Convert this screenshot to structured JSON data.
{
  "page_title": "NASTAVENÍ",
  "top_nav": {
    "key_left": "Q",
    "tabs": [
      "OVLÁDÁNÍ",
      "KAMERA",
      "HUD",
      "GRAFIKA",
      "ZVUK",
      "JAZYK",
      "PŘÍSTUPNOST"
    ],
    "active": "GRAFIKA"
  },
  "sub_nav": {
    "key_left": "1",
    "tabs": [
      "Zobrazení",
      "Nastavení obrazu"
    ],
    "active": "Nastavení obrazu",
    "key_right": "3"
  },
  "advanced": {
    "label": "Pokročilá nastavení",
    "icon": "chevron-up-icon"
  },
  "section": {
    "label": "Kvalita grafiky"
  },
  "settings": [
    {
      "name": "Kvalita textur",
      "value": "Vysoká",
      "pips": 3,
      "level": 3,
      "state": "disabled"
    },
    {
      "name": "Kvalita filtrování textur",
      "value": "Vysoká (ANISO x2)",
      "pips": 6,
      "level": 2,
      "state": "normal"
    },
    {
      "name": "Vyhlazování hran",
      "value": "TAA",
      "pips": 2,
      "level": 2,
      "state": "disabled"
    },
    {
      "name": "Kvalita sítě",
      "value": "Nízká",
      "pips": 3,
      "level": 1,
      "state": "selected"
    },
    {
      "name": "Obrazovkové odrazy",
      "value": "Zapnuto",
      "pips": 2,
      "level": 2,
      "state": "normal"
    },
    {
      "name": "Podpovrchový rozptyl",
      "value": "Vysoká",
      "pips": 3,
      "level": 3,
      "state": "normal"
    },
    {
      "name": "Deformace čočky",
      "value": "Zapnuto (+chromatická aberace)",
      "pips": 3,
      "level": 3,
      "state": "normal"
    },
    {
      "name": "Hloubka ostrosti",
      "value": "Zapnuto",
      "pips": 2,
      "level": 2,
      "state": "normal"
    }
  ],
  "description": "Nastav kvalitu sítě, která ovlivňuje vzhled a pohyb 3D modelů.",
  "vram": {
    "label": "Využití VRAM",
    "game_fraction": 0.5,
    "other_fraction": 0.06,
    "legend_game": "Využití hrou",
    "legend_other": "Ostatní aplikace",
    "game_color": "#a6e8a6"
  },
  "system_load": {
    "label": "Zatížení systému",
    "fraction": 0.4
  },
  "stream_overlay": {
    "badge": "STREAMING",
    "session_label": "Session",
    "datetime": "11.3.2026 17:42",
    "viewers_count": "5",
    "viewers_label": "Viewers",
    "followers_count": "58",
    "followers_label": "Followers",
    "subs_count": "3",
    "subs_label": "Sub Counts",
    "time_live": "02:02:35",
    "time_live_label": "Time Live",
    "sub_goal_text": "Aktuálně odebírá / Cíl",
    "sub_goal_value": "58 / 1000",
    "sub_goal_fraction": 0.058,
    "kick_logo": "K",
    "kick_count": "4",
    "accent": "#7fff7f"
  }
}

• _JOB_
Select, from the listing, all lines that include the word "name".

• _EXPECTED ANSWER_
      "name": "Kvalita textur",
      "name": "Kvalita filtrování textur",
      "name": "Vyhlazování hran",
      "name": "Kvalita sítě",
      "name": "Obrazovkové odrazy",
      "name": "Podpovrchový rozptyl",
      "name": "Deformace čočky",
      "name": "Hloubka ostrosti",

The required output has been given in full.